### Short exercise
Repeat, exactly and in full, the lines of the listing below, but without any pictures.

### Supplied entries

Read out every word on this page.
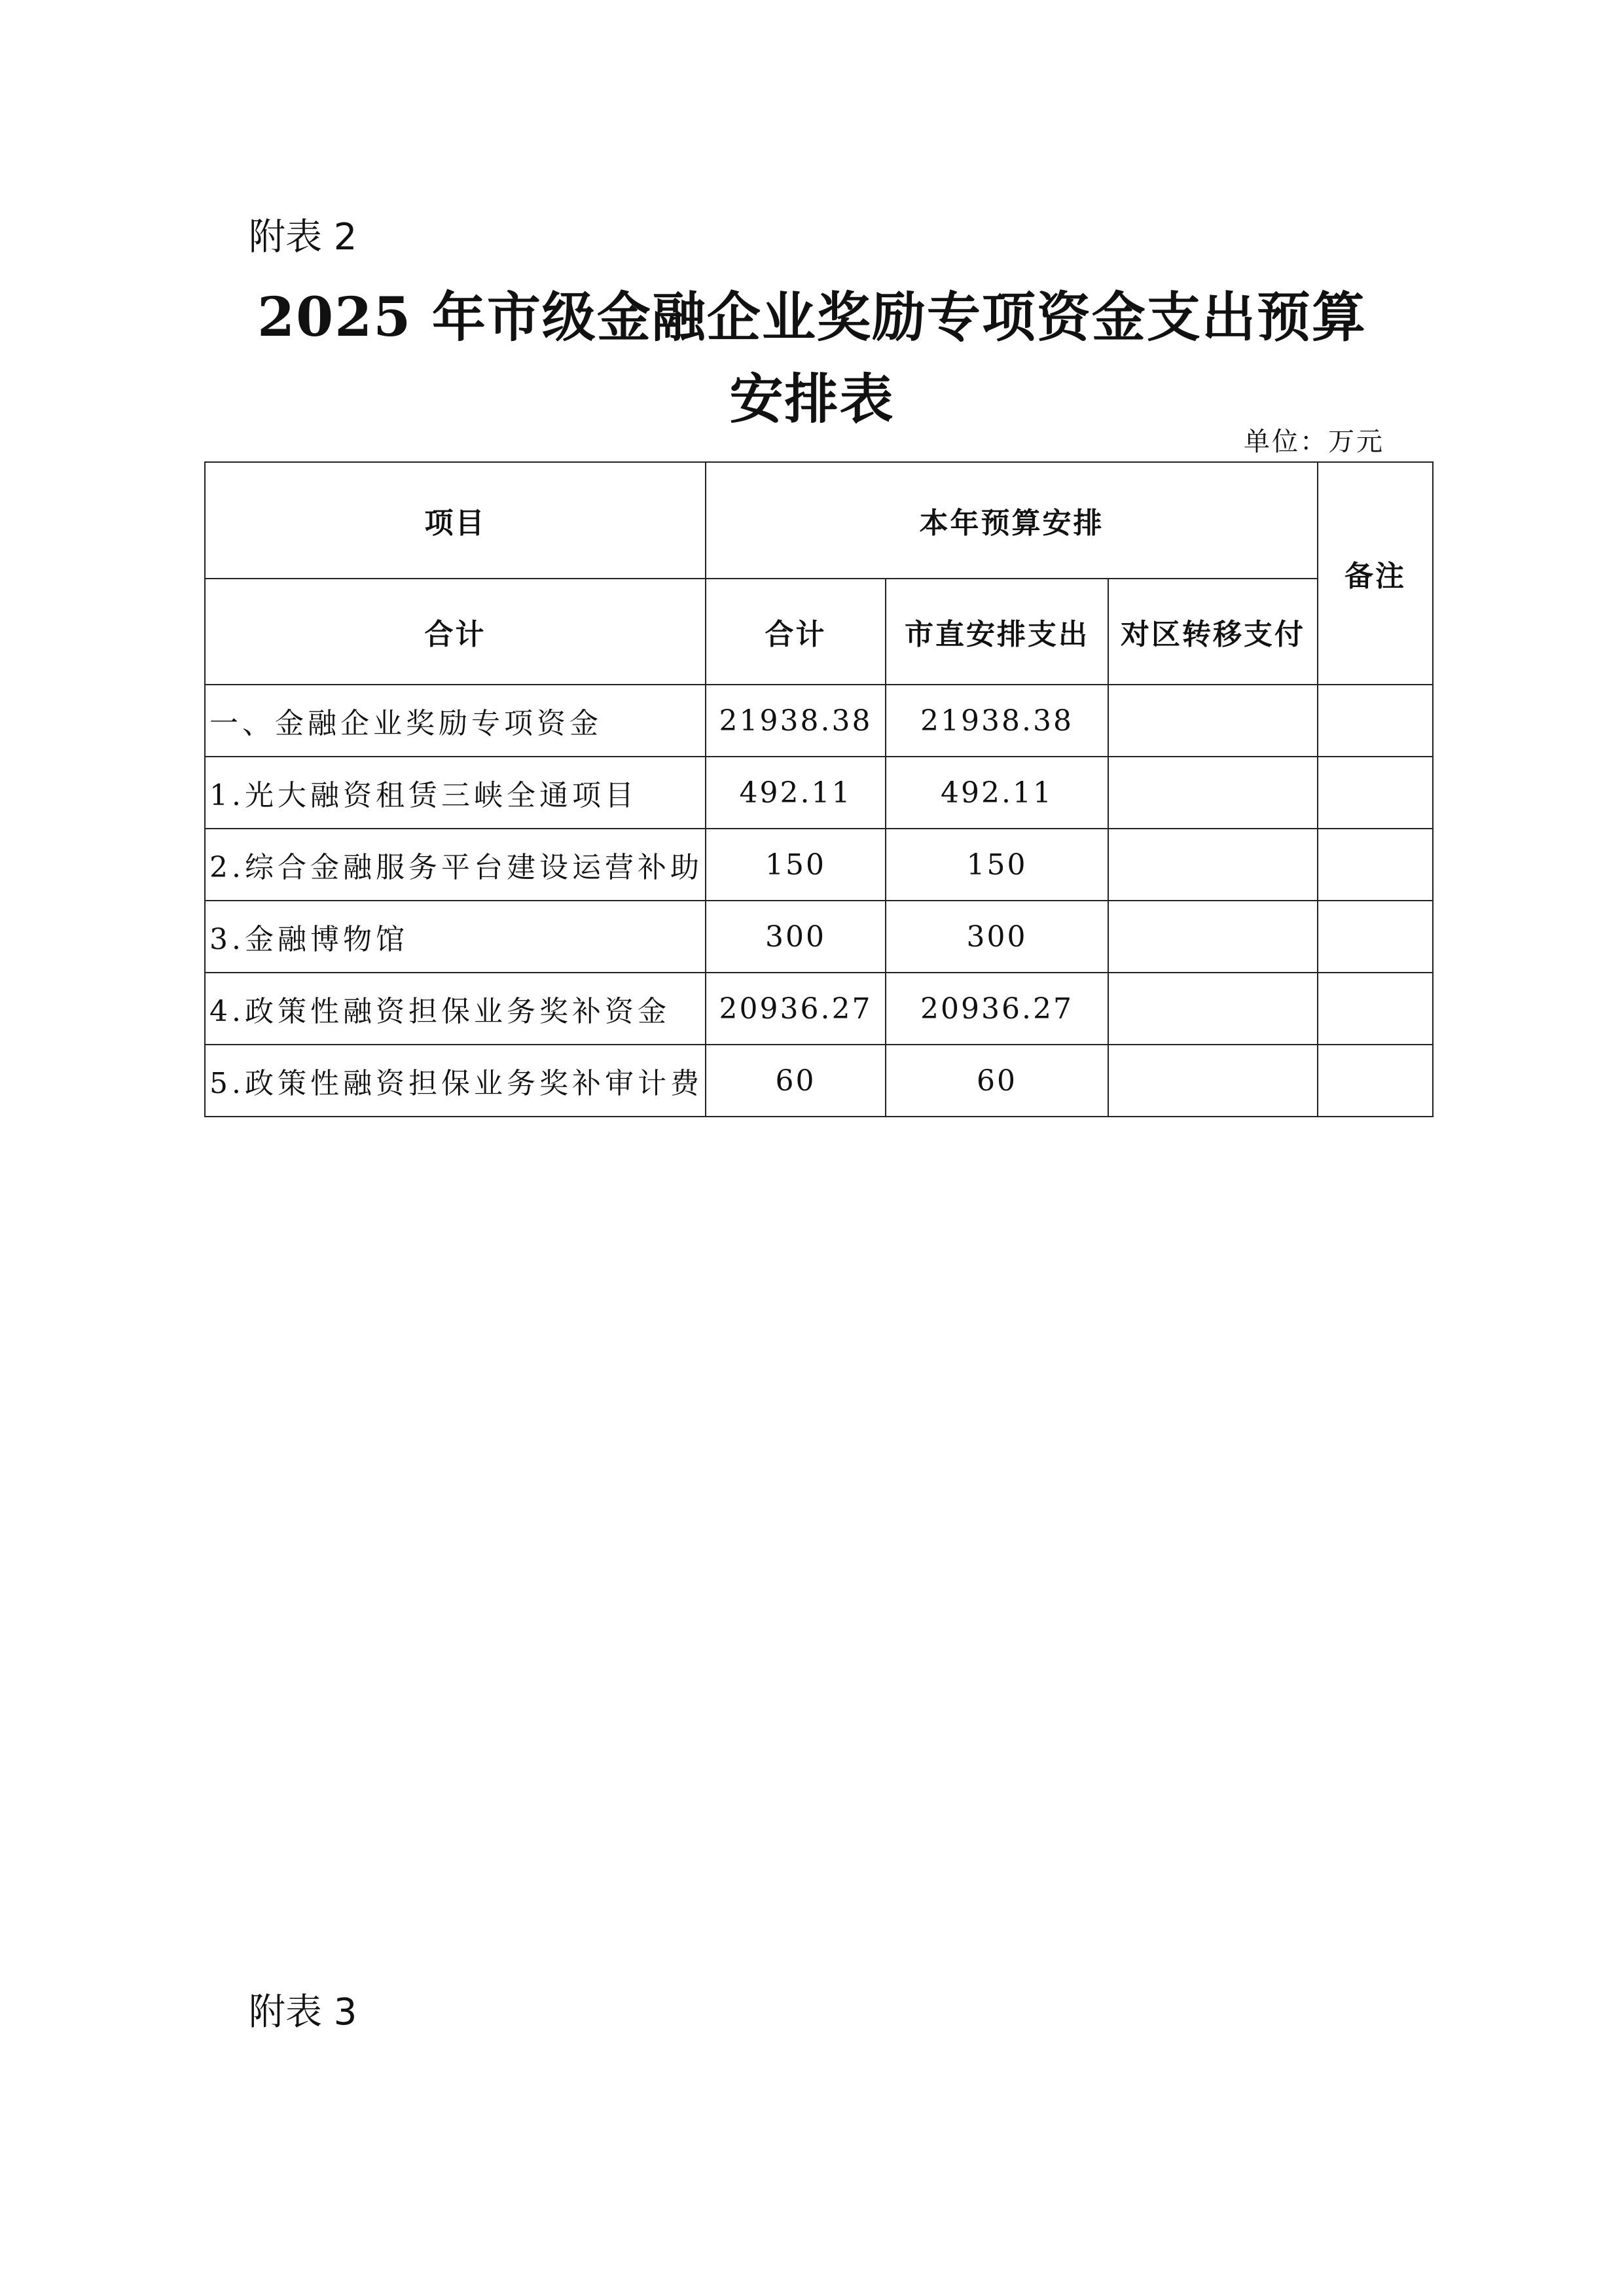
附表 2
2025 年市级金融企业奖励专项资金支出预算
安排表
单位：万元
项目	本年预算安排			备注
合计	合计	市直安排支出	对区转移支付	
一、金融企业奖励专项资金	21938.38	21938.38		
1.光大融资租赁三峡全通项目	492.11	492.11		
2.综合金融服务平台建设运营补助	150	150		
3.金融博物馆	300	300		
4.政策性融资担保业务奖补资金	20936.27	20936.27		
5.政策性融资担保业务奖补审计费	60	60		
附表 3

### Solution for this exercise
Read out every word on this page.
附表 2
2025 年市级金融企业奖励专项资金支出预算
安排表
单位：万元
项目	本年预算安排			备注
合计	合计	市直安排支出	对区转移支付	
一、金融企业奖励专项资金	21938.38	21938.38		
1.光大融资租赁三峡全通项目	492.11	492.11		
2.综合金融服务平台建设运营补助	150	150		
3.金融博物馆	300	300		
4.政策性融资担保业务奖补资金	20936.27	20936.27		
5.政策性融资担保业务奖补审计费	60	60		
附表 3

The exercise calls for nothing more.